- **THE EXERCISE**
Restate the entries below word for word, omitting nothing.

- **DATA LINES**
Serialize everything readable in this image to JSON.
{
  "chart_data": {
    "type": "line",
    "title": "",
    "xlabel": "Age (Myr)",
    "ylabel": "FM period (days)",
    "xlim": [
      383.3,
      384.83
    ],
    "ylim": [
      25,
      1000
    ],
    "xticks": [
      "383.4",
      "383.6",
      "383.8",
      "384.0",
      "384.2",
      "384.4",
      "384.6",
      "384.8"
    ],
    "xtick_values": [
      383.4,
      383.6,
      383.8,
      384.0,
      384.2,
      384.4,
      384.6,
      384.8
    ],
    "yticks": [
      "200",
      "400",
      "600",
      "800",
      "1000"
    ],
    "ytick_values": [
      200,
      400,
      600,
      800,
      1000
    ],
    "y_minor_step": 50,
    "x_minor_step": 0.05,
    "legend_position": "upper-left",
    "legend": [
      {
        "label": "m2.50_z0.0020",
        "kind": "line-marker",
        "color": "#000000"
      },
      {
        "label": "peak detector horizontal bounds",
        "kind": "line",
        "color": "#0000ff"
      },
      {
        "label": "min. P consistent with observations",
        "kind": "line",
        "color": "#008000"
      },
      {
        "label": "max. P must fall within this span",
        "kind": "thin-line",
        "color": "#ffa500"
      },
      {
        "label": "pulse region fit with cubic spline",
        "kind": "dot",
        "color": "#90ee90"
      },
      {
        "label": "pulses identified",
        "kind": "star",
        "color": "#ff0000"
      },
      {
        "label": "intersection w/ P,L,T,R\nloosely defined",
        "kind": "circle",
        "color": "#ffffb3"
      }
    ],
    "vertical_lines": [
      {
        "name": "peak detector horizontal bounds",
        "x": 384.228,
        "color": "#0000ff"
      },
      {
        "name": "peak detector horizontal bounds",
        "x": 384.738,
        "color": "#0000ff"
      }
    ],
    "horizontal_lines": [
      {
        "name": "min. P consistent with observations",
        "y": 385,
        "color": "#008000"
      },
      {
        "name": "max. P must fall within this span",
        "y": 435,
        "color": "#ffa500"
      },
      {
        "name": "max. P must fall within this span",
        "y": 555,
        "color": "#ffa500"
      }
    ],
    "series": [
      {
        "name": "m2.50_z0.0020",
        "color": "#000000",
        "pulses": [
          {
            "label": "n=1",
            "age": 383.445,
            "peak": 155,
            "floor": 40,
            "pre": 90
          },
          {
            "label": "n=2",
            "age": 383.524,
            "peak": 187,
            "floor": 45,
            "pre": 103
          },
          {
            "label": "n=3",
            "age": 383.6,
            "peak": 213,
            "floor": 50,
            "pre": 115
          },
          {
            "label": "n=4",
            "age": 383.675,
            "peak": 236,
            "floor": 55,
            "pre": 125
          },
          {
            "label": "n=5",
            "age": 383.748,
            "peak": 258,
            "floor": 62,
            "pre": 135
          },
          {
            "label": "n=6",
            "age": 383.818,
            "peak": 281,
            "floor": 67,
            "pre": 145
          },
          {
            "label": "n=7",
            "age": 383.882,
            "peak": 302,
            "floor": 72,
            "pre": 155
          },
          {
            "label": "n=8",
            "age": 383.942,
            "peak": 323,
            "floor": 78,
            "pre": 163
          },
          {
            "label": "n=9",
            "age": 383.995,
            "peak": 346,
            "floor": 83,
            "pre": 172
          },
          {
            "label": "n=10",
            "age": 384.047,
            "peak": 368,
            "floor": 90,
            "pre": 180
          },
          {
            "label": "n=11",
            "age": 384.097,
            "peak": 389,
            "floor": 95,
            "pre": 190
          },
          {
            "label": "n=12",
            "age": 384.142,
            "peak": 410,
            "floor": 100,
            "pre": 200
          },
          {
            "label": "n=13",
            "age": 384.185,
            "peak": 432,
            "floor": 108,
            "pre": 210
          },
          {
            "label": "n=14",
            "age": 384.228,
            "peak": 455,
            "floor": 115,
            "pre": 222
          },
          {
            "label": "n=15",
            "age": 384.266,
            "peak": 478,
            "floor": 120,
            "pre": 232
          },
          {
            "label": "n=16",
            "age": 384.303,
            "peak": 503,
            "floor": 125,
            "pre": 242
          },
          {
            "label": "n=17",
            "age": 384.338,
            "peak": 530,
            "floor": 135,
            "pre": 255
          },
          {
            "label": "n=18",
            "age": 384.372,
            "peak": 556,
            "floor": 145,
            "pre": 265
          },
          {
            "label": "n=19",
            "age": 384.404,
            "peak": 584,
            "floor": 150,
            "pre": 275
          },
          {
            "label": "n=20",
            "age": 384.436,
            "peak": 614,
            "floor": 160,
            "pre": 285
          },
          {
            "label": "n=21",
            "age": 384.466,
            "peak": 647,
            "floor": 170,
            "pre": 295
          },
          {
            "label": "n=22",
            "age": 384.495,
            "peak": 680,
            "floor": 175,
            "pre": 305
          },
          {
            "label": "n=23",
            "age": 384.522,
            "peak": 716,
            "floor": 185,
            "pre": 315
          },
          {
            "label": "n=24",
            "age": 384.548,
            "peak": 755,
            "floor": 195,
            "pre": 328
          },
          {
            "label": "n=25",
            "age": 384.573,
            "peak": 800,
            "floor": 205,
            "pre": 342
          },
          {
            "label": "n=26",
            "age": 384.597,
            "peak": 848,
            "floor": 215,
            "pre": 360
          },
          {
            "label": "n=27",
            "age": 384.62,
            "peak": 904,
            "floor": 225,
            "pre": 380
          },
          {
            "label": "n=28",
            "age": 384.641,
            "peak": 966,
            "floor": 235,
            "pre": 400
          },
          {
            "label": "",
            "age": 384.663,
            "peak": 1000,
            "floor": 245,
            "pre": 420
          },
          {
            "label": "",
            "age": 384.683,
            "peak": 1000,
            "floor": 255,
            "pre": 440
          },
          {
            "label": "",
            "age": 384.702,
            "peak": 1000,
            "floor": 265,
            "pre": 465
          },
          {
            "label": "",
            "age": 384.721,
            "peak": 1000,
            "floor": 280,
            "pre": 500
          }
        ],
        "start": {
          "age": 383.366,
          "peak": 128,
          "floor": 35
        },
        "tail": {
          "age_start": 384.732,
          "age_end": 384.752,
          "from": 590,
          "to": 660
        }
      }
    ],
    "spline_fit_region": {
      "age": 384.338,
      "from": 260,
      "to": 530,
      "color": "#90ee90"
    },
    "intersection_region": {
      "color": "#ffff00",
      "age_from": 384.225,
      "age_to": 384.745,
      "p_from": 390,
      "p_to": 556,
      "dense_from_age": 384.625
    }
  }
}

- **THE ANSWER**
Serialize everything readable in this image to JSON.
{
  "chart_data": {
    "type": "line",
    "title": "",
    "xlabel": "Age (Myr)",
    "ylabel": "FM period (days)",
    "xlim": [
      383.3,
      384.83
    ],
    "ylim": [
      25,
      1000
    ],
    "xticks": [
      "383.4",
      "383.6",
      "383.8",
      "384.0",
      "384.2",
      "384.4",
      "384.6",
      "384.8"
    ],
    "xtick_values": [
      383.4,
      383.6,
      383.8,
      384.0,
      384.2,
      384.4,
      384.6,
      384.8
    ],
    "yticks": [
      "200",
      "400",
      "600",
      "800",
      "1000"
    ],
    "ytick_values": [
      200,
      400,
      600,
      800,
      1000
    ],
    "y_minor_step": 50,
    "x_minor_step": 0.05,
    "legend_position": "upper-left",
    "legend": [
      {
        "label": "m2.50_z0.0020",
        "kind": "line-marker",
        "color": "#000000"
      },
      {
        "label": "peak detector horizontal bounds",
        "kind": "line",
        "color": "#0000ff"
      },
      {
        "label": "min. P consistent with observations",
        "kind": "line",
        "color": "#008000"
      },
      {
        "label": "max. P must fall within this span",
        "kind": "thin-line",
        "color": "#ffa500"
      },
      {
        "label": "pulse region fit with cubic spline",
        "kind": "dot",
        "color": "#90ee90"
      },
      {
        "label": "pulses identified",
        "kind": "star",
        "color": "#ff0000"
      },
      {
        "label": "intersection w/ P,L,T,R\nloosely defined",
        "kind": "circle",
        "color": "#ffffb3"
      }
    ],
    "vertical_lines": [
      {
        "name": "peak detector horizontal bounds",
        "x": 384.228,
        "color": "#0000ff"
      },
      {
        "name": "peak detector horizontal bounds",
        "x": 384.738,
        "color": "#0000ff"
      }
    ],
    "horizontal_lines": [
      {
        "name": "min. P consistent with observations",
        "y": 385,
        "color": "#008000"
      },
      {
        "name": "max. P must fall within this span",
        "y": 435,
        "color": "#ffa500"
      },
      {
        "name": "max. P must fall within this span",
        "y": 555,
        "color": "#ffa500"
      }
    ],
    "series": [
      {
        "name": "m2.50_z0.0020",
        "color": "#000000",
        "pulses": [
          {
            "label": "n=1",
            "age": 383.445,
            "peak": 155,
            "floor": 40,
            "pre": 90
          },
          {
            "label": "n=2",
            "age": 383.524,
            "peak": 187,
            "floor": 45,
            "pre": 103
          },
          {
            "label": "n=3",
            "age": 383.6,
            "peak": 213,
            "floor": 50,
            "pre": 115
          },
          {
            "label": "n=4",
            "age": 383.675,
            "peak": 236,
            "floor": 55,
            "pre": 125
          },
          {
            "label": "n=5",
            "age": 383.748,
            "peak": 258,
            "floor": 62,
            "pre": 135
          },
          {
            "label": "n=6",
            "age": 383.818,
            "peak": 281,
            "floor": 67,
            "pre": 145
          },
          {
            "label": "n=7",
            "age": 383.882,
            "peak": 302,
            "floor": 72,
            "pre": 155
          },
          {
            "label": "n=8",
            "age": 383.942,
            "peak": 323,
            "floor": 78,
            "pre": 163
          },
          {
            "label": "n=9",
            "age": 383.995,
            "peak": 346,
            "floor": 83,
            "pre": 172
          },
          {
            "label": "n=10",
            "age": 384.047,
            "peak": 368,
            "floor": 90,
            "pre": 180
          },
          {
            "label": "n=11",
            "age": 384.097,
            "peak": 389,
            "floor": 95,
            "pre": 190
          },
          {
            "label": "n=12",
            "age": 384.142,
            "peak": 410,
            "floor": 100,
            "pre": 200
          },
          {
            "label": "n=13",
            "age": 384.185,
            "peak": 432,
            "floor": 108,
            "pre": 210
          },
          {
            "label": "n=14",
            "age": 384.228,
            "peak": 455,
            "floor": 115,
            "pre": 222
          },
          {
            "label": "n=15",
            "age": 384.266,
            "peak": 478,
            "floor": 120,
            "pre": 232
          },
          {
            "label": "n=16",
            "age": 384.303,
            "peak": 503,
            "floor": 125,
            "pre": 242
          },
          {
            "label": "n=17",
            "age": 384.338,
            "peak": 530,
            "floor": 135,
            "pre": 255
          },
          {
            "label": "n=18",
            "age": 384.372,
            "peak": 556,
            "floor": 145,
            "pre": 265
          },
          {
            "label": "n=19",
            "age": 384.404,
            "peak": 584,
            "floor": 150,
            "pre": 275
          },
          {
            "label": "n=20",
            "age": 384.436,
            "peak": 614,
            "floor": 160,
            "pre": 285
          },
          {
            "label": "n=21",
            "age": 384.466,
            "peak": 647,
            "floor": 170,
            "pre": 295
          },
          {
            "label": "n=22",
            "age": 384.495,
            "peak": 680,
            "floor": 175,
            "pre": 305
          },
          {
            "label": "n=23",
            "age": 384.522,
            "peak": 716,
            "floor": 185,
            "pre": 315
          },
          {
            "label": "n=24",
            "age": 384.548,
            "peak": 755,
            "floor": 195,
            "pre": 328
          },
          {
            "label": "n=25",
            "age": 384.573,
            "peak": 800,
            "floor": 205,
            "pre": 342
          },
          {
            "label": "n=26",
            "age": 384.597,
            "peak": 848,
            "floor": 215,
            "pre": 360
          },
          {
            "label": "n=27",
            "age": 384.62,
            "peak": 904,
            "floor": 225,
            "pre": 380
          },
          {
            "label": "n=28",
            "age": 384.641,
            "peak": 966,
            "floor": 235,
            "pre": 400
          },
          {
            "label": "",
            "age": 384.663,
            "peak": 1000,
            "floor": 245,
            "pre": 420
          },
          {
            "label": "",
            "age": 384.683,
            "peak": 1000,
            "floor": 255,
            "pre": 440
          },
          {
            "label": "",
            "age": 384.702,
            "peak": 1000,
            "floor": 265,
            "pre": 465
          },
          {
            "label": "",
            "age": 384.721,
            "peak": 1000,
            "floor": 280,
            "pre": 500
          }
        ],
        "start": {
          "age": 383.366,
          "peak": 128,
          "floor": 35
        },
        "tail": {
          "age_start": 384.732,
          "age_end": 384.752,
          "from": 590,
          "to": 660
        }
      }
    ],
    "spline_fit_region": {
      "age": 384.338,
      "from": 260,
      "to": 530,
      "color": "#90ee90"
    },
    "intersection_region": {
      "color": "#ffff00",
      "age_from": 384.225,
      "age_to": 384.745,
      "p_from": 390,
      "p_to": 556,
      "dense_from_age": 384.625
    }
  }
}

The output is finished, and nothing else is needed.